### [Aim]
Locate every line in the items below that contains the string "LDRg", and copy each such line.

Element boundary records
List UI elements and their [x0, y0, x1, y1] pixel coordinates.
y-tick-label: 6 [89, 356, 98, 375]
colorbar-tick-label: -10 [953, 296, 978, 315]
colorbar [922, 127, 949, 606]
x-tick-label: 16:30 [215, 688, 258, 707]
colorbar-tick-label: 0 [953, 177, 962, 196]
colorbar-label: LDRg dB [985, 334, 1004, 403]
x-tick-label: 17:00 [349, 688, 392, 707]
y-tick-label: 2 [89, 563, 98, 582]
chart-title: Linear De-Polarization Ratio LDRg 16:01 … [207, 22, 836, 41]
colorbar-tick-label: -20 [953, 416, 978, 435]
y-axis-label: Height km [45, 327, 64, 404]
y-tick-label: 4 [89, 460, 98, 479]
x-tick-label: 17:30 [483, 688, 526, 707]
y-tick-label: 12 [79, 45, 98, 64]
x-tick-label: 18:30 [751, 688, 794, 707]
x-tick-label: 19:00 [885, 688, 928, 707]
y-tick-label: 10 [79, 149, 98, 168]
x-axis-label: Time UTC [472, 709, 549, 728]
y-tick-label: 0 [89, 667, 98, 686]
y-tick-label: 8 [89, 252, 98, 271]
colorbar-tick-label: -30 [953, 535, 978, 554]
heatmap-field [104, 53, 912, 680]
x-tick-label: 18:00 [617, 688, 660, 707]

### [Output below]
colorbar-label: LDRg dB [985, 334, 1004, 403]
chart-title: Linear De-Polarization Ratio LDRg 16:01 … [207, 22, 836, 41]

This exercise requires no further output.